** START OF Data extract **
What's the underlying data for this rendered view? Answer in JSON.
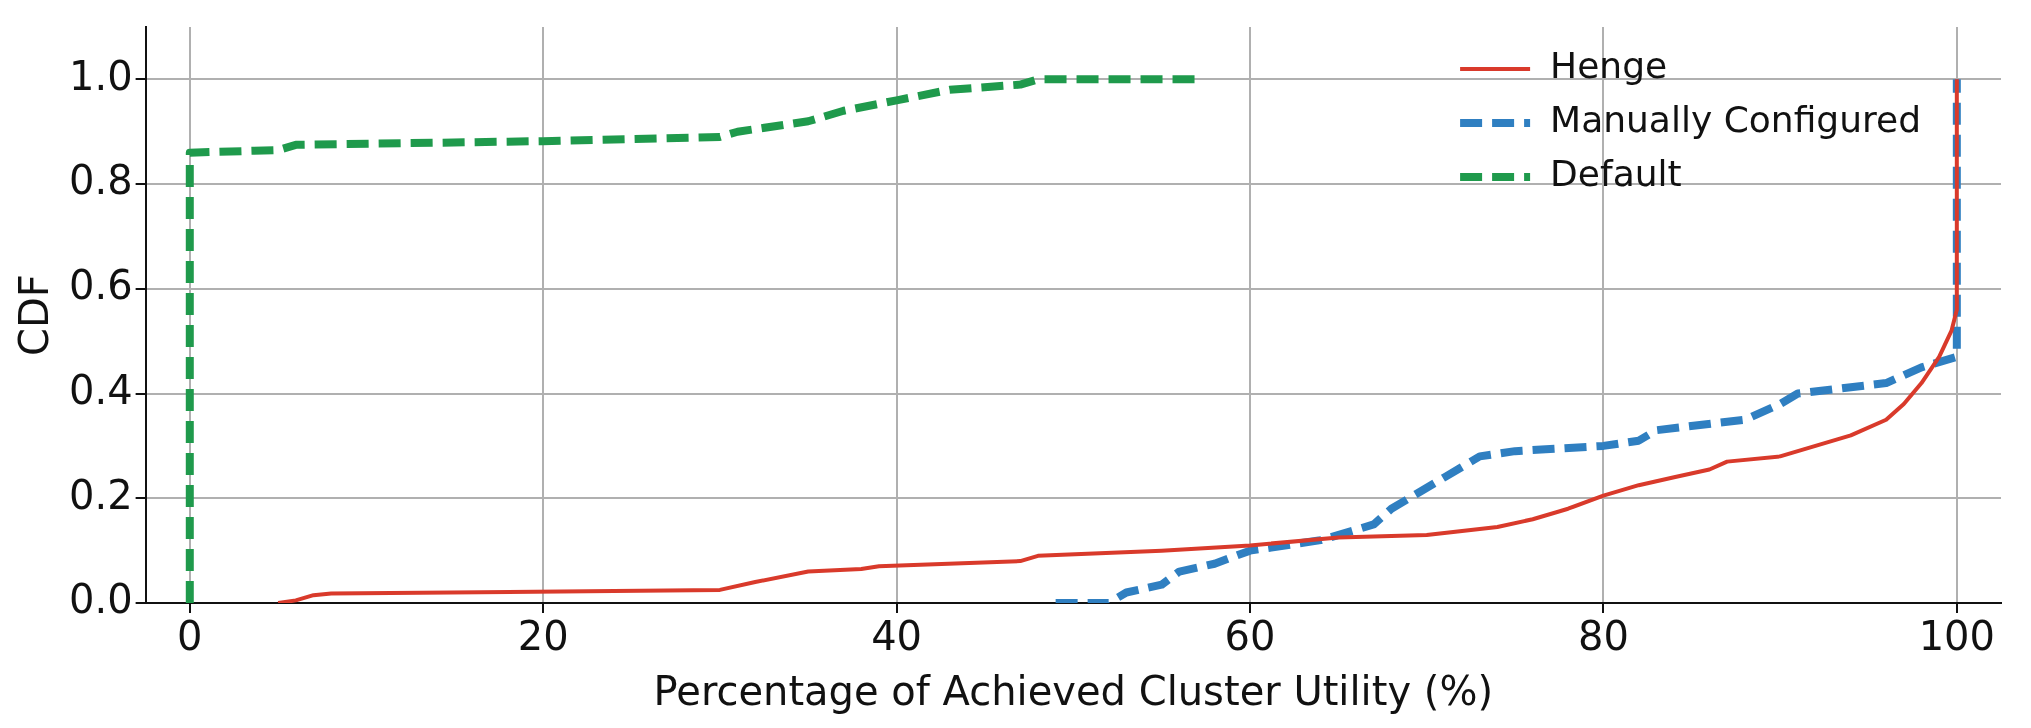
{
  "chart_data": {
    "type": "line",
    "xlabel": "Percentage of Achieved Cluster Utility (%)",
    "ylabel": "CDF",
    "xlim": [
      -2.5,
      102.5
    ],
    "ylim": [
      0,
      1.1
    ],
    "xticks": [
      0,
      20,
      40,
      60,
      80,
      100
    ],
    "yticks": [
      {
        "value": 0,
        "label": "0.0"
      },
      {
        "value": 0.2,
        "label": "0.2"
      },
      {
        "value": 0.4,
        "label": "0.4"
      },
      {
        "value": 0.6,
        "label": "0.6"
      },
      {
        "value": 0.8,
        "label": "0.8"
      },
      {
        "value": 1,
        "label": "1.0"
      }
    ],
    "grid": true,
    "legend": "top right",
    "marker": "none",
    "series": [
      {
        "name": "Henge",
        "color": "#d93a2b",
        "line_style": "solid",
        "x": [
          5,
          6,
          7,
          8,
          30,
          32,
          35,
          38,
          39,
          47,
          48,
          55,
          60,
          65,
          70,
          74,
          76,
          78,
          80,
          82,
          84,
          86,
          87,
          90,
          92,
          94,
          96,
          97,
          98,
          99,
          99.7,
          100,
          100
        ],
        "values": [
          0,
          0.005,
          0.015,
          0.018,
          0.025,
          0.04,
          0.06,
          0.065,
          0.07,
          0.08,
          0.09,
          0.1,
          0.11,
          0.125,
          0.13,
          0.145,
          0.16,
          0.18,
          0.205,
          0.225,
          0.24,
          0.255,
          0.27,
          0.28,
          0.3,
          0.32,
          0.35,
          0.38,
          0.42,
          0.47,
          0.52,
          0.56,
          1.0
        ]
      },
      {
        "name": "Manually Configured",
        "color": "#2f7fc1",
        "line_style": "dashed",
        "x": [
          49,
          52,
          53,
          55,
          56,
          58,
          60,
          64,
          67,
          68,
          69,
          71,
          73,
          75,
          80,
          82,
          83,
          88,
          90,
          91,
          96,
          98,
          100,
          100,
          100
        ],
        "values": [
          0,
          0,
          0.02,
          0.035,
          0.06,
          0.075,
          0.1,
          0.12,
          0.15,
          0.18,
          0.2,
          0.24,
          0.28,
          0.29,
          0.3,
          0.31,
          0.33,
          0.35,
          0.38,
          0.4,
          0.42,
          0.45,
          0.47,
          0.52,
          1.0
        ]
      },
      {
        "name": "Default",
        "color": "#1f9a4c",
        "line_style": "dashed",
        "x": [
          0,
          0,
          5,
          6,
          20,
          30,
          31,
          35,
          37,
          40,
          43,
          47,
          48,
          57
        ],
        "values": [
          0,
          0.86,
          0.865,
          0.875,
          0.882,
          0.89,
          0.9,
          0.92,
          0.94,
          0.96,
          0.98,
          0.99,
          1.0,
          1.0
        ]
      }
    ]
  }
}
** END OF Data extract **
_Short exercise_.
Pull out every line in the material above where "color" occurs.

_Answer for the task_.
        "color": "#d93a2b",
        "color": "#2f7fc1",
        "color": "#1f9a4c",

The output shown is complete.